GOAL = Reproduce the entries word for word, and omit any picture you find in them.

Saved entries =
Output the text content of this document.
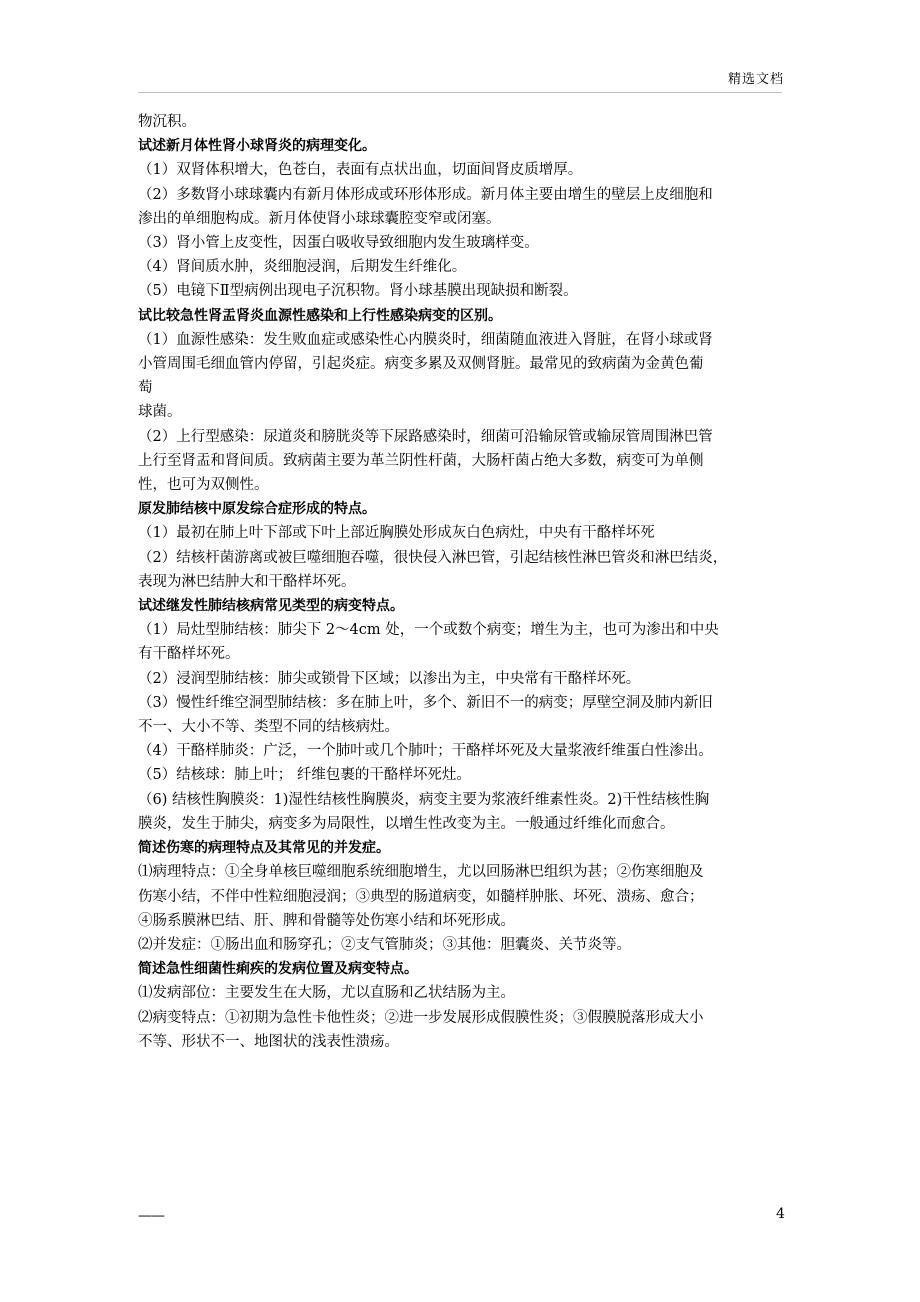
精选文档

物沉积。

试述新月体性肾小球肾炎的病理变化。

（1）双肾体积增大，色苍白，表面有点状出血，切面间肾皮质增厚。

（2）多数肾小球球囊内有新月体形成或环形体形成。新月体主要由增生的壁层上皮细胞和
渗出的单细胞构成。新月体使肾小球球囊腔变窄或闭塞。

（3）肾小管上皮变性，因蛋白吸收导致细胞内发生玻璃样变。

（4）肾间质水肿，炎细胞浸润，后期发生纤维化。

（5）电镜下Ⅱ型病例出现电子沉积物。肾小球基膜出现缺损和断裂。

试比较急性肾盂肾炎血源性感染和上行性感染病变的区别。

（1）血源性感染：发生败血症或感染性心内膜炎时，细菌随血液进入肾脏，在肾小球或肾
小管周围毛细血管内停留，引起炎症。病变多累及双侧肾脏。最常见的致病菌为金黄色葡
萄
球菌。

（2）上行型感染：尿道炎和膀胱炎等下尿路感染时，细菌可沿输尿管或输尿管周围淋巴管
上行至肾盂和肾间质。致病菌主要为革兰阴性杆菌，大肠杆菌占绝大多数，病变可为单侧
性，也可为双侧性。

原发肺结核中原发综合症形成的特点。

（1）最初在肺上叶下部或下叶上部近胸膜处形成灰白色病灶，中央有干酪样坏死

（2）结核杆菌游离或被巨噬细胞吞噬，很快侵入淋巴管，引起结核性淋巴管炎和淋巴结炎，
表现为淋巴结肿大和干酪样坏死。

试述继发性肺结核病常见类型的病变特点。

（1）局灶型肺结核：肺尖下 2～4cm 处，一个或数个病变；增生为主，也可为渗出和中央
有干酪样坏死。

（2）浸润型肺结核：肺尖或锁骨下区域；以渗出为主，中央常有干酪样坏死。

（3）慢性纤维空洞型肺结核：多在肺上叶，多个、新旧不一的病变；厚壁空洞及肺内新旧
不一、大小不等、类型不同的结核病灶。

（4）干酪样肺炎：广泛，一个肺叶或几个肺叶；干酪样坏死及大量浆液纤维蛋白性渗出。

（5）结核球：肺上叶； 纤维包裹的干酪样坏死灶。

（6) 结核性胸膜炎：1)湿性结核性胸膜炎，病变主要为浆液纤维素性炎。2)干性结核性胸
膜炎，发生于肺尖，病变多为局限性，以增生性改变为主。一般通过纤维化而愈合。

简述伤寒的病理特点及其常见的并发症。

⑴病理特点：①全身单核巨噬细胞系统细胞增生，尤以回肠淋巴组织为甚；②伤寒细胞及
伤寒小结，不伴中性粒细胞浸润；③典型的肠道病变，如髓样肿胀、坏死、溃疡、愈合；
④肠系膜淋巴结、肝、脾和骨髓等处伤寒小结和坏死形成。

⑵并发症：①肠出血和肠穿孔；②支气管肺炎；③其他：胆囊炎、关节炎等。

简述急性细菌性痢疾的发病位置及病变特点。

⑴发病部位：主要发生在大肠，尤以直肠和乙状结肠为主。

⑵病变特点：①初期为急性卡他性炎；②进一步发展形成假膜性炎；③假膜脱落形成大小
不等、形状不一、地图状的浅表性溃疡。

——	4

WRITTEN ANSWER =
Output the text content of this document.
精选文档

物沉积。

试述新月体性肾小球肾炎的病理变化。

（1）双肾体积增大，色苍白，表面有点状出血，切面间肾皮质增厚。

（2）多数肾小球球囊内有新月体形成或环形体形成。新月体主要由增生的壁层上皮细胞和
渗出的单细胞构成。新月体使肾小球球囊腔变窄或闭塞。

（3）肾小管上皮变性，因蛋白吸收导致细胞内发生玻璃样变。

（4）肾间质水肿，炎细胞浸润，后期发生纤维化。

（5）电镜下Ⅱ型病例出现电子沉积物。肾小球基膜出现缺损和断裂。

试比较急性肾盂肾炎血源性感染和上行性感染病变的区别。

（1）血源性感染：发生败血症或感染性心内膜炎时，细菌随血液进入肾脏，在肾小球或肾
小管周围毛细血管内停留，引起炎症。病变多累及双侧肾脏。最常见的致病菌为金黄色葡
萄
球菌。

（2）上行型感染：尿道炎和膀胱炎等下尿路感染时，细菌可沿输尿管或输尿管周围淋巴管
上行至肾盂和肾间质。致病菌主要为革兰阴性杆菌，大肠杆菌占绝大多数，病变可为单侧
性，也可为双侧性。

原发肺结核中原发综合症形成的特点。

（1）最初在肺上叶下部或下叶上部近胸膜处形成灰白色病灶，中央有干酪样坏死

（2）结核杆菌游离或被巨噬细胞吞噬，很快侵入淋巴管，引起结核性淋巴管炎和淋巴结炎，
表现为淋巴结肿大和干酪样坏死。

试述继发性肺结核病常见类型的病变特点。

（1）局灶型肺结核：肺尖下 2～4cm 处，一个或数个病变；增生为主，也可为渗出和中央
有干酪样坏死。

（2）浸润型肺结核：肺尖或锁骨下区域；以渗出为主，中央常有干酪样坏死。

（3）慢性纤维空洞型肺结核：多在肺上叶，多个、新旧不一的病变；厚壁空洞及肺内新旧
不一、大小不等、类型不同的结核病灶。

（4）干酪样肺炎：广泛，一个肺叶或几个肺叶；干酪样坏死及大量浆液纤维蛋白性渗出。

（5）结核球：肺上叶； 纤维包裹的干酪样坏死灶。

（6) 结核性胸膜炎：1)湿性结核性胸膜炎，病变主要为浆液纤维素性炎。2)干性结核性胸
膜炎，发生于肺尖，病变多为局限性，以增生性改变为主。一般通过纤维化而愈合。

简述伤寒的病理特点及其常见的并发症。

⑴病理特点：①全身单核巨噬细胞系统细胞增生，尤以回肠淋巴组织为甚；②伤寒细胞及
伤寒小结，不伴中性粒细胞浸润；③典型的肠道病变，如髓样肿胀、坏死、溃疡、愈合；
④肠系膜淋巴结、肝、脾和骨髓等处伤寒小结和坏死形成。

⑵并发症：①肠出血和肠穿孔；②支气管肺炎；③其他：胆囊炎、关节炎等。

简述急性细菌性痢疾的发病位置及病变特点。

⑴发病部位：主要发生在大肠，尤以直肠和乙状结肠为主。

⑵病变特点：①初期为急性卡他性炎；②进一步发展形成假膜性炎；③假膜脱落形成大小
不等、形状不一、地图状的浅表性溃疡。

——	4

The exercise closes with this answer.